Crucially, the ECS reactor can be heated up to 60°C by waste heat produced by the photovoltaic solar panel it is attached to, which speeds up this process.

“Over 80% of the sunlight incident on solar panels becomes waste heat, which reduces the light-to-electricity conversion efficiency by up to 0.65% per degree Celsius increase in photovoltaic (PV) cell temperature,” the authors explain.

The combined system has the doubly beneficial effect of cooling the solar panel, therefore increasing electricity production, while heating the ECS reactor for increased nitrogen recovery.

“You don’t need a giant chemical plant or even a wall socket. With enough sunshine, you can produce fertiliser right where it’s needed, and potentially even store or sell excess electricity,” says Coombs.

The team developed a model to predict how sunlight, temperature, and electrical configuration can affect the system’s performance and economics in 3 different regions: Palo Alto, California and Oklahoma City, Oklahoma in the US, and Kampala, Uganda.

They estimate the system could generate revenues of up to US$2.18 per kg of nitrogen recovered in the US, and more than double that in Uganda ($4.13).

“We often think of water, food, and energy as completely separate systems, but this is one of those rare cases where engineering innovation can help solve multiple problems at once,” says Coombs.

“It’s clean, it’s scalable, and it’s literally powered by the sun.”

**Challenge 1:** Do these statements agree with the passage on solar-powered fertilizer production? For each, answer yes or no and quote the words of the passage that decide it. (a) Waste heat from the attached solar panel can warm the ECS reactor to as much as 60°C. (b) The estimated revenue per kg of nitrogen recovered is lower in Uganda than in the US. (c) The team's model examined four regions.

[Layout annotation records]
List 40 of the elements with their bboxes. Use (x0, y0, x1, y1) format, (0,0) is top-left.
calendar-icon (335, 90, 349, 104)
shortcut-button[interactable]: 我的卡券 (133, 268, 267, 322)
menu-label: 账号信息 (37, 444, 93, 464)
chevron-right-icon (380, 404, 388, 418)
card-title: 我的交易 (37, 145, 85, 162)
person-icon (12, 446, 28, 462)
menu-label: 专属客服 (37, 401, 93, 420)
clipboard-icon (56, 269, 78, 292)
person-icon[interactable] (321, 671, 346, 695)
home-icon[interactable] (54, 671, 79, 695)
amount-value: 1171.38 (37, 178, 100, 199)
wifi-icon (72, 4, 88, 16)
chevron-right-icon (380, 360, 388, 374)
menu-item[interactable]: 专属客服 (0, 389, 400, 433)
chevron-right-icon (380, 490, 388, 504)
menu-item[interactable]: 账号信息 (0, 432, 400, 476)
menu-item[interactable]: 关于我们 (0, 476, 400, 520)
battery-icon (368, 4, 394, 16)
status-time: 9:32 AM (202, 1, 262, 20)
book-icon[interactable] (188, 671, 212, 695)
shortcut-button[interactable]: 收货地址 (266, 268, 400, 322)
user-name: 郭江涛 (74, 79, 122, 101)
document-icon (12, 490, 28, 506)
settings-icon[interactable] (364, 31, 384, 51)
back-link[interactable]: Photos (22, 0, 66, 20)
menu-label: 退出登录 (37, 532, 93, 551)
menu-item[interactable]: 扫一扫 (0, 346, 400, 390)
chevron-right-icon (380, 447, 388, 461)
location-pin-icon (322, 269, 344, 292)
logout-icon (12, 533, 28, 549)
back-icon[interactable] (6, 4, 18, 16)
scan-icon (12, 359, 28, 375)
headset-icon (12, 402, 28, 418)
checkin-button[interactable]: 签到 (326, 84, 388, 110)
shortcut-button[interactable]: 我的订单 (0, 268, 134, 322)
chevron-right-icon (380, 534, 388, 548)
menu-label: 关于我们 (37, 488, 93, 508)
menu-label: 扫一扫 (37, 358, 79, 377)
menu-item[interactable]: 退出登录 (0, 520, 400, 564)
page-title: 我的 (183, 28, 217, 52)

**Challenge 2:** Reproduce the records word for word, starting at their first line and ending at the line containing "menu-label: 扫一扫 (37, 358, 79, 377)", with both of those lines included.

**Correct result 1:**
(a) Yes: "the ECS reactor can be heated up to 60°C by waste heat produced by the photovoltaic solar panel it is attached to"
(b) No: "more than double that in Uganda ($4.13)"
(c) No: "in 3 different regions"

**Correct result 2:**
List 40 of the elements with their bboxes. Use (x0, y0, x1, y1) format, (0,0) is top-left.
calendar-icon (335, 90, 349, 104)
shortcut-button[interactable]: 我的卡券 (133, 268, 267, 322)
menu-label: 账号信息 (37, 444, 93, 464)
chevron-right-icon (380, 404, 388, 418)
card-title: 我的交易 (37, 145, 85, 162)
person-icon (12, 446, 28, 462)
menu-label: 专属客服 (37, 401, 93, 420)
clipboard-icon (56, 269, 78, 292)
person-icon[interactable] (321, 671, 346, 695)
home-icon[interactable] (54, 671, 79, 695)
amount-value: 1171.38 (37, 178, 100, 199)
wifi-icon (72, 4, 88, 16)
chevron-right-icon (380, 360, 388, 374)
menu-item[interactable]: 专属客服 (0, 389, 400, 433)
chevron-right-icon (380, 490, 388, 504)
menu-item[interactable]: 账号信息 (0, 432, 400, 476)
menu-item[interactable]: 关于我们 (0, 476, 400, 520)
battery-icon (368, 4, 394, 16)
status-time: 9:32 AM (202, 1, 262, 20)
book-icon[interactable] (188, 671, 212, 695)
shortcut-button[interactable]: 收货地址 (266, 268, 400, 322)
user-name: 郭江涛 (74, 79, 122, 101)
document-icon (12, 490, 28, 506)
settings-icon[interactable] (364, 31, 384, 51)
back-link[interactable]: Photos (22, 0, 66, 20)
menu-label: 退出登录 (37, 532, 93, 551)
menu-item[interactable]: 扫一扫 (0, 346, 400, 390)
chevron-right-icon (380, 447, 388, 461)
location-pin-icon (322, 269, 344, 292)
logout-icon (12, 533, 28, 549)
back-icon[interactable] (6, 4, 18, 16)
scan-icon (12, 359, 28, 375)
headset-icon (12, 402, 28, 418)
checkin-button[interactable]: 签到 (326, 84, 388, 110)
shortcut-button[interactable]: 我的订单 (0, 268, 134, 322)
chevron-right-icon (380, 534, 388, 548)
menu-label: 关于我们 (37, 488, 93, 508)
menu-label: 扫一扫 (37, 358, 79, 377)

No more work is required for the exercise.